PROVIDED INFORMATION:
** begin **

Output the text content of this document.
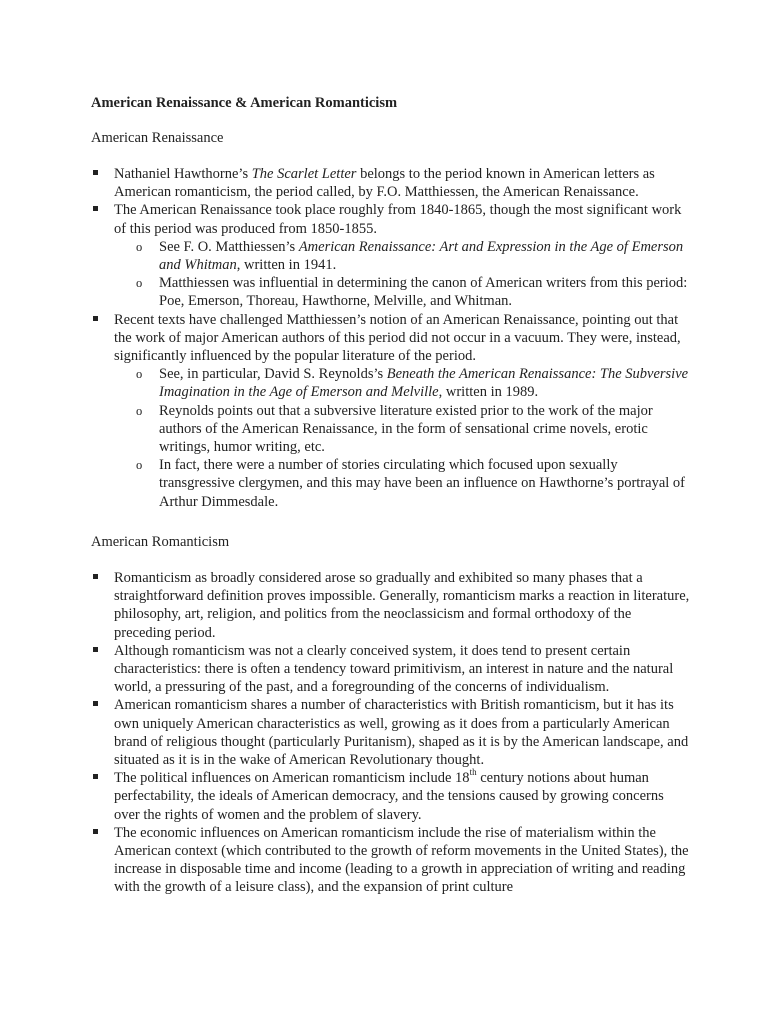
American Renaissance & American Romanticism
American Renaissance
Nathaniel Hawthorne’s The Scarlet Letter belongs to the period known in American letters as American romanticism, the period called, by F.O. Matthiessen, the American Renaissance.
The American Renaissance took place roughly from 1840-1865, though the most significant work of this period was produced from 1850-1855.
o See F. O. Matthiessen’s American Renaissance: Art and Expression in the Age of Emerson and Whitman, written in 1941.
o Matthiessen was influential in determining the canon of American writers from this period: Poe, Emerson, Thoreau, Hawthorne, Melville, and Whitman.
Recent texts have challenged Matthiessen’s notion of an American Renaissance, pointing out that the work of major American authors of this period did not occur in a vacuum. They were, instead, significantly influenced by the popular literature of the period.
o See, in particular, David S. Reynolds’s Beneath the American Renaissance: The Subversive Imagination in the Age of Emerson and Melville, written in 1989.
o Reynolds points out that a subversive literature existed prior to the work of the major authors of the American Renaissance, in the form of sensational crime novels, erotic writings, humor writing, etc.
o In fact, there were a number of stories circulating which focused upon sexually transgressive clergymen, and this may have been an influence on Hawthorne’s portrayal of Arthur Dimmesdale.
American Romanticism
Romanticism as broadly considered arose so gradually and exhibited so many phases that a straightforward definition proves impossible. Generally, romanticism marks a reaction in literature, philosophy, art, religion, and politics from the neoclassicism and formal orthodoxy of the preceding period.
Although romanticism was not a clearly conceived system, it does tend to present certain characteristics: there is often a tendency toward primitivism, an interest in nature and the natural world, a pressuring of the past, and a foregrounding of the concerns of individualism.
American romanticism shares a number of characteristics with British romanticism, but it has its own uniquely American characteristics as well, growing as it does from a particularly American brand of religious thought (particularly Puritanism), shaped as it is by the American landscape, and situated as it is in the wake of American Revolutionary thought.
The political influences on American romanticism include 18th century notions about human perfectability, the ideals of American democracy, and the tensions caused by growing concerns over the rights of women and the problem of slavery.
The economic influences on American romanticism include the rise of materialism within the American context (which contributed to the growth of reform movements in the United States), the increase in disposable time and income (leading to a growth in appreciation of writing and reading with the growth of a leisure class), and the expansion of print culture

** end **

TASK STATEMENT: Without including the pictures, reproduce all entries exactly.

OUTPUT OF THE EXERCISE:
Output the text content of this document.
American Renaissance & American Romanticism
American Renaissance
Nathaniel Hawthorne’s The Scarlet Letter belongs to the period known in American letters as American romanticism, the period called, by F.O. Matthiessen, the American Renaissance.
The American Renaissance took place roughly from 1840-1865, though the most significant work of this period was produced from 1850-1855.
o See F. O. Matthiessen’s American Renaissance: Art and Expression in the Age of Emerson and Whitman, written in 1941.
o Matthiessen was influential in determining the canon of American writers from this period: Poe, Emerson, Thoreau, Hawthorne, Melville, and Whitman.
Recent texts have challenged Matthiessen’s notion of an American Renaissance, pointing out that the work of major American authors of this period did not occur in a vacuum. They were, instead, significantly influenced by the popular literature of the period.
o See, in particular, David S. Reynolds’s Beneath the American Renaissance: The Subversive Imagination in the Age of Emerson and Melville, written in 1989.
o Reynolds points out that a subversive literature existed prior to the work of the major authors of the American Renaissance, in the form of sensational crime novels, erotic writings, humor writing, etc.
o In fact, there were a number of stories circulating which focused upon sexually transgressive clergymen, and this may have been an influence on Hawthorne’s portrayal of Arthur Dimmesdale.
American Romanticism
Romanticism as broadly considered arose so gradually and exhibited so many phases that a straightforward definition proves impossible. Generally, romanticism marks a reaction in literature, philosophy, art, religion, and politics from the neoclassicism and formal orthodoxy of the preceding period.
Although romanticism was not a clearly conceived system, it does tend to present certain characteristics: there is often a tendency toward primitivism, an interest in nature and the natural world, a pressuring of the past, and a foregrounding of the concerns of individualism.
American romanticism shares a number of characteristics with British romanticism, but it has its own uniquely American characteristics as well, growing as it does from a particularly American brand of religious thought (particularly Puritanism), shaped as it is by the American landscape, and situated as it is in the wake of American Revolutionary thought.
The political influences on American romanticism include 18th century notions about human perfectability, the ideals of American democracy, and the tensions caused by growing concerns over the rights of women and the problem of slavery.
The economic influences on American romanticism include the rise of materialism within the American context (which contributed to the growth of reform movements in the United States), the increase in disposable time and income (leading to a growth in appreciation of writing and reading with the growth of a leisure class), and the expansion of print culture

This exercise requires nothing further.